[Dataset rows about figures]
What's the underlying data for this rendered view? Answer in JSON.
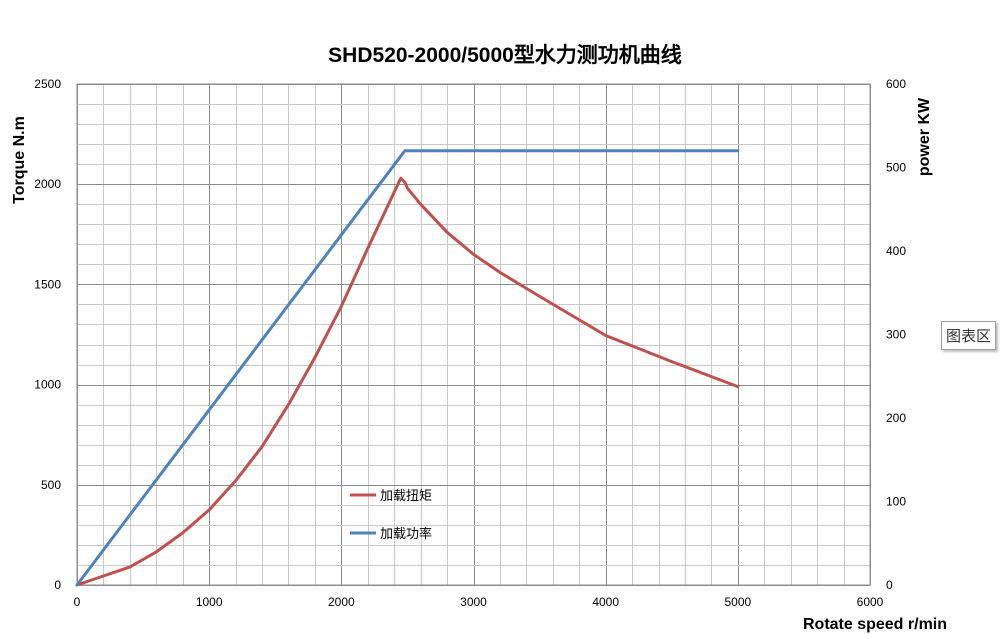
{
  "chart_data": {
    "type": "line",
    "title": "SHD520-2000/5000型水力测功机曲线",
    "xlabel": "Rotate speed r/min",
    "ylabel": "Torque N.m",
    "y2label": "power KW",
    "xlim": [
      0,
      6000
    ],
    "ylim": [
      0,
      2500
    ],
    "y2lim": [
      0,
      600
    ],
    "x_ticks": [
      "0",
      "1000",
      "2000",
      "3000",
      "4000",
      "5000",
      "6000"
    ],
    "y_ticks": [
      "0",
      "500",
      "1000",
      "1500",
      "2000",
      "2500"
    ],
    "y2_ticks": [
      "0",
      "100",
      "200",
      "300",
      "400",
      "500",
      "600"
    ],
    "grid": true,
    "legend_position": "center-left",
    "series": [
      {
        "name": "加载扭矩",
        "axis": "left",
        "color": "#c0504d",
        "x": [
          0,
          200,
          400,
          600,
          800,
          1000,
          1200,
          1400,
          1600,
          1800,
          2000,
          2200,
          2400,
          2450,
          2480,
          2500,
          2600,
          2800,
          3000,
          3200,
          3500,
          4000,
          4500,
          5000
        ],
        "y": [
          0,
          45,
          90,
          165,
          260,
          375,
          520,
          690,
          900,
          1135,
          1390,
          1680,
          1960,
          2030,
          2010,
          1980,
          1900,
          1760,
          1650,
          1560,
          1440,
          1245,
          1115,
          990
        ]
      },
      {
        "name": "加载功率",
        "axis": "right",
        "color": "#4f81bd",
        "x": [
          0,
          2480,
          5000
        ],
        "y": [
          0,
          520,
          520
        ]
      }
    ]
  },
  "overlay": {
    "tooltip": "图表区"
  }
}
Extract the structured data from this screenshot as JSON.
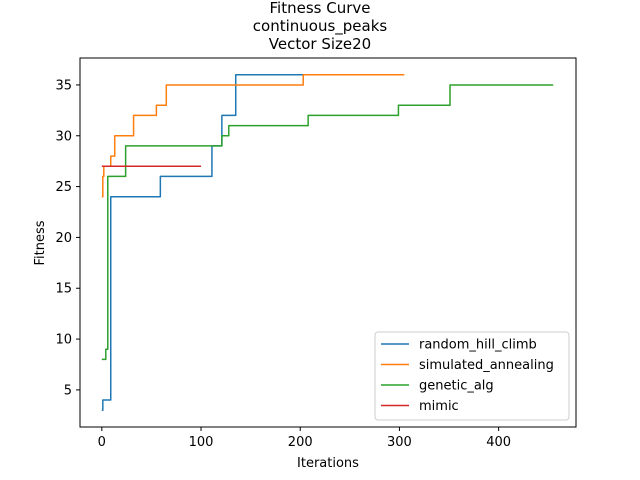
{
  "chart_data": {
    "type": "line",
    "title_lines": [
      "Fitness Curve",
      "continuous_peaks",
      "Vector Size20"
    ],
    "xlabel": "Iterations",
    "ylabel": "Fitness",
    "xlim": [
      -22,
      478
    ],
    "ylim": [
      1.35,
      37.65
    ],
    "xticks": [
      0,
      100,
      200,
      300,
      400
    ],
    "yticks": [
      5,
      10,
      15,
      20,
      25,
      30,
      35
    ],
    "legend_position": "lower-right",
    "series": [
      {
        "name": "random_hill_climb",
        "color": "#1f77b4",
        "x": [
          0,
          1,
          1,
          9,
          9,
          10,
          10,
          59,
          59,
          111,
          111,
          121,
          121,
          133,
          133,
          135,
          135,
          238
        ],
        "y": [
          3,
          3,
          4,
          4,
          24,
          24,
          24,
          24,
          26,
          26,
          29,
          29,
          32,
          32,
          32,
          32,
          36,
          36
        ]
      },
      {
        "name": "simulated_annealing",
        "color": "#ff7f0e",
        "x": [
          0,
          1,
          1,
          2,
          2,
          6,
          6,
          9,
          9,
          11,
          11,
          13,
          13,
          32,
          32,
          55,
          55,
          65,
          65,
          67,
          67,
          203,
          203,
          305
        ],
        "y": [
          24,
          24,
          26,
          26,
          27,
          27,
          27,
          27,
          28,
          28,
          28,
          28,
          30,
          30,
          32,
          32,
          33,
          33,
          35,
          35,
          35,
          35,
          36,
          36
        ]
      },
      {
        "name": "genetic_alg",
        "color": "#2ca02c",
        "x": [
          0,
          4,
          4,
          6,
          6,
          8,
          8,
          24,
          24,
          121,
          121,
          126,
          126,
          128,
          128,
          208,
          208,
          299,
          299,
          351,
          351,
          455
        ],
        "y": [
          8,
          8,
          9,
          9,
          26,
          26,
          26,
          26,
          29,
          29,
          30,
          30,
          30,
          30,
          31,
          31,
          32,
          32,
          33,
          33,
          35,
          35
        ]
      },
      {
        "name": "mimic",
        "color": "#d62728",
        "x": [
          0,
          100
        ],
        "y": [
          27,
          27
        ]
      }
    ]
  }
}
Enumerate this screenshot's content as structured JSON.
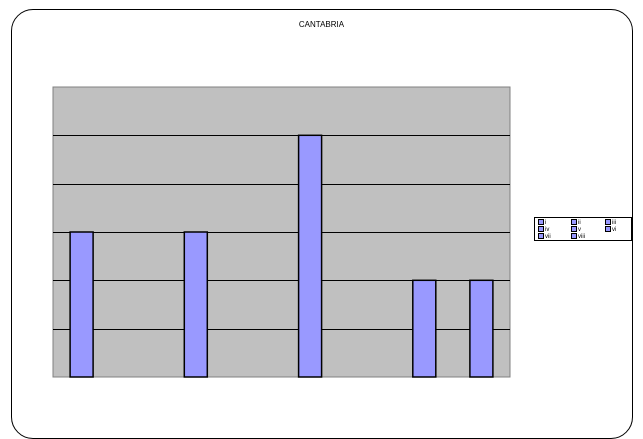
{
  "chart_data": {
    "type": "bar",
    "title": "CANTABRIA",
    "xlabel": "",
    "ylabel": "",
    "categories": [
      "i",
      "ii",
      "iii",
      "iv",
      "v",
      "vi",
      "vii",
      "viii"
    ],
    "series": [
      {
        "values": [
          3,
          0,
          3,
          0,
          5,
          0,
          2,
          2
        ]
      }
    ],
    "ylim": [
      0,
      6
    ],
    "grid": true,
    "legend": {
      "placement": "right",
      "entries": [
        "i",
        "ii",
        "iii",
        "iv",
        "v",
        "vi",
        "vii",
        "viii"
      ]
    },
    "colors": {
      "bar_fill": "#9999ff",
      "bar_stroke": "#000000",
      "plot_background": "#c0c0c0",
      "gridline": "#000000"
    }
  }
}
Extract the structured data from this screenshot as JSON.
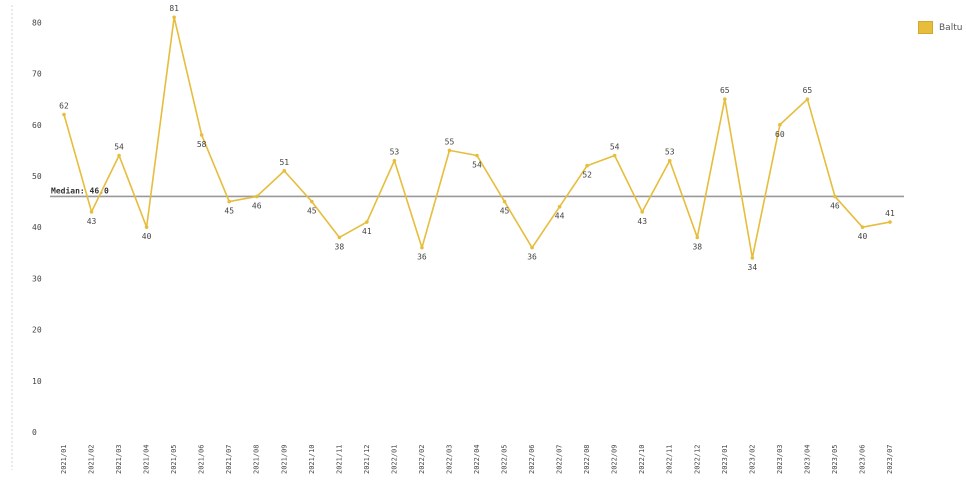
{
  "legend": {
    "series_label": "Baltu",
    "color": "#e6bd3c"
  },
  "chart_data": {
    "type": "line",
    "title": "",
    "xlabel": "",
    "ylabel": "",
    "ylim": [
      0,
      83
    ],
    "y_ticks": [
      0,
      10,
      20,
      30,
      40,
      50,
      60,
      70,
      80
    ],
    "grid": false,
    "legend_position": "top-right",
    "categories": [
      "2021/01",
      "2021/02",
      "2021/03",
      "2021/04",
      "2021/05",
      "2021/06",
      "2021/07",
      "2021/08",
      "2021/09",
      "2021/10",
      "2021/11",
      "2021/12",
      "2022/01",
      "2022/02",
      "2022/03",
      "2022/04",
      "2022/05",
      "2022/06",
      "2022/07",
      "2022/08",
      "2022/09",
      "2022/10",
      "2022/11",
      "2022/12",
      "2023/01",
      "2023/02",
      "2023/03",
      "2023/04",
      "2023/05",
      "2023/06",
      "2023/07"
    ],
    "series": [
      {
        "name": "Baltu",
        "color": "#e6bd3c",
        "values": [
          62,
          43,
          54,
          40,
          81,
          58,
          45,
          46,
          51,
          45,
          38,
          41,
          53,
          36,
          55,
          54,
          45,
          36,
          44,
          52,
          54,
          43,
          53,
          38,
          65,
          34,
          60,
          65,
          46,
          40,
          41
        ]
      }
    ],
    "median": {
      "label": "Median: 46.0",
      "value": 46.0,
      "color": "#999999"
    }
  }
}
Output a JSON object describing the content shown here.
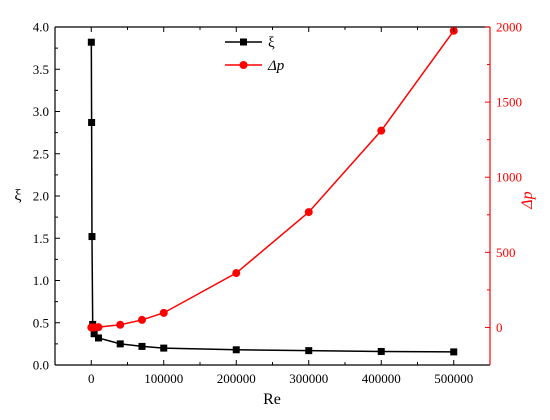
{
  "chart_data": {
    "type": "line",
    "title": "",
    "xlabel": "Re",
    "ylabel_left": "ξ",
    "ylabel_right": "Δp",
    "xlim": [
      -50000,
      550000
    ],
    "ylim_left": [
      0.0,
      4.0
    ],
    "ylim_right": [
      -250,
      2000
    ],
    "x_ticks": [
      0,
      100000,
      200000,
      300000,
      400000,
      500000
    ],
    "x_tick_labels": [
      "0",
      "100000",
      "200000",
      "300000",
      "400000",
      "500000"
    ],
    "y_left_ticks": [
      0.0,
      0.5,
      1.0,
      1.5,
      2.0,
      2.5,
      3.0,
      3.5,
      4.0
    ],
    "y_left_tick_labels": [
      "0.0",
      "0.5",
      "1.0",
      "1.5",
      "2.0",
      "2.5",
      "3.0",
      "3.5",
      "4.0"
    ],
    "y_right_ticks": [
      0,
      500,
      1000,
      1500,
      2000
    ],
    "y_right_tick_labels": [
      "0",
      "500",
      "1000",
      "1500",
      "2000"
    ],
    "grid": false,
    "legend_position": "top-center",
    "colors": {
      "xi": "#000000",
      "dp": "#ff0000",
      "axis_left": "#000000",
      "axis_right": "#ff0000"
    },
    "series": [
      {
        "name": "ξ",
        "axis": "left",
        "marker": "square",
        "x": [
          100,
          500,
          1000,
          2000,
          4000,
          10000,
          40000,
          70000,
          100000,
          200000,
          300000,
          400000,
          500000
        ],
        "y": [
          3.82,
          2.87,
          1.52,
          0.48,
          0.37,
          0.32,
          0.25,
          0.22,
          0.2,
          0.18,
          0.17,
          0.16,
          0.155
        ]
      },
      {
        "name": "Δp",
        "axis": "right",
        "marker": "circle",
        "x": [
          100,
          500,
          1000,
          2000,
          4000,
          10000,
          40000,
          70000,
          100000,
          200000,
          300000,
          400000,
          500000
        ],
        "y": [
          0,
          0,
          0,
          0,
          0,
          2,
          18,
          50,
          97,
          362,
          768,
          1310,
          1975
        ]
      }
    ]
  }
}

Given problem →
Copy all the lines above that hold the string "xlabel".

Problem solution →
    "xlabel": "Rotate speed r/min",
    "xlabel": "Iterations",
    "xlabel": "",
    "xlabel": "",
    "xlabel": "Re",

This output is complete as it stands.